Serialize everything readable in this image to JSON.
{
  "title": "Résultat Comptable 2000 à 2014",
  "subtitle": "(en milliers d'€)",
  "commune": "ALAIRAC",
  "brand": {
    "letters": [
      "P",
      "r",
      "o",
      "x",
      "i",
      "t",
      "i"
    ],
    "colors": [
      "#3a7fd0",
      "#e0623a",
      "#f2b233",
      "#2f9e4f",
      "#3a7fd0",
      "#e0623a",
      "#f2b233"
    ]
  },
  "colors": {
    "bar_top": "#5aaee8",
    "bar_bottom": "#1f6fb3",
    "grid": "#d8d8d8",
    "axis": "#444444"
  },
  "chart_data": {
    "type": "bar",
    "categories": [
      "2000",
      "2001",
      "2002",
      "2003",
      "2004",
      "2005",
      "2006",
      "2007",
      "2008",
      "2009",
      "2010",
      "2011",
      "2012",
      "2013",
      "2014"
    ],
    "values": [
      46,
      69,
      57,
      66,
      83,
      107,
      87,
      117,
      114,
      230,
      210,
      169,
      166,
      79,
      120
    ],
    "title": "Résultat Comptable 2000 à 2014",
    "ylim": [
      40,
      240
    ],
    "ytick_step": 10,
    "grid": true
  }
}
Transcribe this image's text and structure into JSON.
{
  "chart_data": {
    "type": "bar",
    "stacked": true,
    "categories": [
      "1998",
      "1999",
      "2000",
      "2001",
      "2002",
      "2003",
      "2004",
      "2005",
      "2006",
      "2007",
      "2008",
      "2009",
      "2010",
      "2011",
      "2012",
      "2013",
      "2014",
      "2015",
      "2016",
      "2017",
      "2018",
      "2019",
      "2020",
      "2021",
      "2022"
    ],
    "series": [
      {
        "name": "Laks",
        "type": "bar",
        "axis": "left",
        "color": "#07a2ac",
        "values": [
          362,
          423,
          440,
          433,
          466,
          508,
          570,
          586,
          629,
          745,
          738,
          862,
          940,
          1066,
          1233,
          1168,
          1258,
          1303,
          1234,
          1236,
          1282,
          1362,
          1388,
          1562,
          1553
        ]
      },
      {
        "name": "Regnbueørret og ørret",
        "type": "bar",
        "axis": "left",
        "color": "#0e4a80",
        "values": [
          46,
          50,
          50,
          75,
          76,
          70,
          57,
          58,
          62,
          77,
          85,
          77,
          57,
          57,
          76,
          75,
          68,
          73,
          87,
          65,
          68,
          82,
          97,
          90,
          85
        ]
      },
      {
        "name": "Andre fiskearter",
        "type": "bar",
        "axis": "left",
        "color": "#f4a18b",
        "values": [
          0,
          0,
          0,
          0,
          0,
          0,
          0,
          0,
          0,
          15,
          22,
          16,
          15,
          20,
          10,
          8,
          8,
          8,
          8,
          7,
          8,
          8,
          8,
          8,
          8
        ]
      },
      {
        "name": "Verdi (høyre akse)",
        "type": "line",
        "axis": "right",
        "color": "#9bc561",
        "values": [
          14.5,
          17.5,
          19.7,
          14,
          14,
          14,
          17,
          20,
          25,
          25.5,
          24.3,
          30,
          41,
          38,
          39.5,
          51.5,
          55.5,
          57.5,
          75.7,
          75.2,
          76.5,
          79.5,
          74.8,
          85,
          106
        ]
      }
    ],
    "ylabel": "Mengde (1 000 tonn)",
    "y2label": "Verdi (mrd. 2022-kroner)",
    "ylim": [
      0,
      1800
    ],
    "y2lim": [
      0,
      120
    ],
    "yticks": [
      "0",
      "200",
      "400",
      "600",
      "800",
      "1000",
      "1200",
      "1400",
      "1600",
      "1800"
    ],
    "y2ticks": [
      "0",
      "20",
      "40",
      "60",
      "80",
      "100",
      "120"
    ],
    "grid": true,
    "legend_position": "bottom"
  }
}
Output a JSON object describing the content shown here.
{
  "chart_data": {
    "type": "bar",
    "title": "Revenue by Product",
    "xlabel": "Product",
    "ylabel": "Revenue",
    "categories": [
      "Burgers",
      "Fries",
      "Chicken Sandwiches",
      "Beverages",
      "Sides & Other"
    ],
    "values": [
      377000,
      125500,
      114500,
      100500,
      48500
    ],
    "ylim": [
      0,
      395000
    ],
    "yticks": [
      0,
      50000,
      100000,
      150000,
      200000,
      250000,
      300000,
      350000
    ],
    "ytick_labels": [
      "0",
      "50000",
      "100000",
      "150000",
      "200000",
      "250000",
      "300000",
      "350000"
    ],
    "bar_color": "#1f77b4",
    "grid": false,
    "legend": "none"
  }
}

########

- Instructions to follow: Copy out all of the records above with nothing altered.

- Written response:
Serialize everything readable in this image to JSON.
{
  "title": "Résultat Comptable 2000 à 2014",
  "subtitle": "(en milliers d'€)",
  "commune": "ALAIRAC",
  "brand": {
    "letters": [
      "P",
      "r",
      "o",
      "x",
      "i",
      "t",
      "i"
    ],
    "colors": [
      "#3a7fd0",
      "#e0623a",
      "#f2b233",
      "#2f9e4f",
      "#3a7fd0",
      "#e0623a",
      "#f2b233"
    ]
  },
  "colors": {
    "bar_top": "#5aaee8",
    "bar_bottom": "#1f6fb3",
    "grid": "#d8d8d8",
    "axis": "#444444"
  },
  "chart_data": {
    "type": "bar",
    "categories": [
      "2000",
      "2001",
      "2002",
      "2003",
      "2004",
      "2005",
      "2006",
      "2007",
      "2008",
      "2009",
      "2010",
      "2011",
      "2012",
      "2013",
      "2014"
    ],
    "values": [
      46,
      69,
      57,
      66,
      83,
      107,
      87,
      117,
      114,
      230,
      210,
      169,
      166,
      79,
      120
    ],
    "title": "Résultat Comptable 2000 à 2014",
    "ylim": [
      40,
      240
    ],
    "ytick_step": 10,
    "grid": true
  }
}
Transcribe this image's text and structure into JSON.
{
  "chart_data": {
    "type": "bar",
    "stacked": true,
    "categories": [
      "1998",
      "1999",
      "2000",
      "2001",
      "2002",
      "2003",
      "2004",
      "2005",
      "2006",
      "2007",
      "2008",
      "2009",
      "2010",
      "2011",
      "2012",
      "2013",
      "2014",
      "2015",
      "2016",
      "2017",
      "2018",
      "2019",
      "2020",
      "2021",
      "2022"
    ],
    "series": [
      {
        "name": "Laks",
        "type": "bar",
        "axis": "left",
        "color": "#07a2ac",
        "values": [
          362,
          423,
          440,
          433,
          466,
          508,
          570,
          586,
          629,
          745,
          738,
          862,
          940,
          1066,
          1233,
          1168,
          1258,
          1303,
          1234,
          1236,
          1282,
          1362,
          1388,
          1562,
          1553
        ]
      },
      {
        "name": "Regnbueørret og ørret",
        "type": "bar",
        "axis": "left",
        "color": "#0e4a80",
        "values": [
          46,
          50,
          50,
          75,
          76,
          70,
          57,
          58,
          62,
          77,
          85,
          77,
          57,
          57,
          76,
          75,
          68,
          73,
          87,
          65,
          68,
          82,
          97,
          90,
          85
        ]
      },
      {
        "name": "Andre fiskearter",
        "type": "bar",
        "axis": "left",
        "color": "#f4a18b",
        "values": [
          0,
          0,
          0,
          0,
          0,
          0,
          0,
          0,
          0,
          15,
          22,
          16,
          15,
          20,
          10,
          8,
          8,
          8,
          8,
          7,
          8,
          8,
          8,
          8,
          8
        ]
      },
      {
        "name": "Verdi (høyre akse)",
        "type": "line",
        "axis": "right",
        "color": "#9bc561",
        "values": [
          14.5,
          17.5,
          19.7,
          14,
          14,
          14,
          17,
          20,
          25,
          25.5,
          24.3,
          30,
          41,
          38,
          39.5,
          51.5,
          55.5,
          57.5,
          75.7,
          75.2,
          76.5,
          79.5,
          74.8,
          85,
          106
        ]
      }
    ],
    "ylabel": "Mengde (1 000 tonn)",
    "y2label": "Verdi (mrd. 2022-kroner)",
    "ylim": [
      0,
      1800
    ],
    "y2lim": [
      0,
      120
    ],
    "yticks": [
      "0",
      "200",
      "400",
      "600",
      "800",
      "1000",
      "1200",
      "1400",
      "1600",
      "1800"
    ],
    "y2ticks": [
      "0",
      "20",
      "40",
      "60",
      "80",
      "100",
      "120"
    ],
    "grid": true,
    "legend_position": "bottom"
  }
}
Output a JSON object describing the content shown here.
{
  "chart_data": {
    "type": "bar",
    "title": "Revenue by Product",
    "xlabel": "Product",
    "ylabel": "Revenue",
    "categories": [
      "Burgers",
      "Fries",
      "Chicken Sandwiches",
      "Beverages",
      "Sides & Other"
    ],
    "values": [
      377000,
      125500,
      114500,
      100500,
      48500
    ],
    "ylim": [
      0,
      395000
    ],
    "yticks": [
      0,
      50000,
      100000,
      150000,
      200000,
      250000,
      300000,
      350000
    ],
    "ytick_labels": [
      "0",
      "50000",
      "100000",
      "150000",
      "200000",
      "250000",
      "300000",
      "350000"
    ],
    "bar_color": "#1f77b4",
    "grid": false,
    "legend": "none"
  }
}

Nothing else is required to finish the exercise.